• [Provided data]
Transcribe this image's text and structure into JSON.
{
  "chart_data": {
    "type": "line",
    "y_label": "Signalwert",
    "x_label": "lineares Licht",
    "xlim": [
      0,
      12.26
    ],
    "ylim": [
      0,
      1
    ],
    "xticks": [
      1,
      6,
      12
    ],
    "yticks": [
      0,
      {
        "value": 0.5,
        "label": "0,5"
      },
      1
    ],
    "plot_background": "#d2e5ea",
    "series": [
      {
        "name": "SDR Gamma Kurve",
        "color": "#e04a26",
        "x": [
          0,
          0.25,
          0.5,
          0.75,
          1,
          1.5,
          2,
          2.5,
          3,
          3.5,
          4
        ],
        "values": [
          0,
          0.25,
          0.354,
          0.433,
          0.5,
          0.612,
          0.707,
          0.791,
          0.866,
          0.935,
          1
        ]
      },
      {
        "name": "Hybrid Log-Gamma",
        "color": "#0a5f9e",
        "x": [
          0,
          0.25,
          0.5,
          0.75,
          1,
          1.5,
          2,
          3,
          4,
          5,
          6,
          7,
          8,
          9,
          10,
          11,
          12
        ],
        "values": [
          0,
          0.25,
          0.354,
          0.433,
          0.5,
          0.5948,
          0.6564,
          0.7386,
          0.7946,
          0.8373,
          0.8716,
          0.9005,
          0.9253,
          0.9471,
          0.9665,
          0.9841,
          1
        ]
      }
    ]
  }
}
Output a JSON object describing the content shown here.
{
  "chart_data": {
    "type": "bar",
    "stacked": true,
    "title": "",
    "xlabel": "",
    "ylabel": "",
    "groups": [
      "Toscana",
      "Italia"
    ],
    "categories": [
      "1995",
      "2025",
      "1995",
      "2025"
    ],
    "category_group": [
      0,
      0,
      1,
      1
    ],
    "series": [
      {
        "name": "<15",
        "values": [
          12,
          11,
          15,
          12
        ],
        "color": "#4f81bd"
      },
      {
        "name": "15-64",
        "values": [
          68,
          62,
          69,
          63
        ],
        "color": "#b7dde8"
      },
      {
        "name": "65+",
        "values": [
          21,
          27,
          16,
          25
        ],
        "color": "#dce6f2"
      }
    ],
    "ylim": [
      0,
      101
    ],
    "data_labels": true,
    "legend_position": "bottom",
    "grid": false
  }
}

• [Work to complete] Search the records above for "JSON". Copy each line where it is found.

• [Finished exercise]
Transcribe this image's text and structure into JSON.
Output a JSON object describing the content shown here.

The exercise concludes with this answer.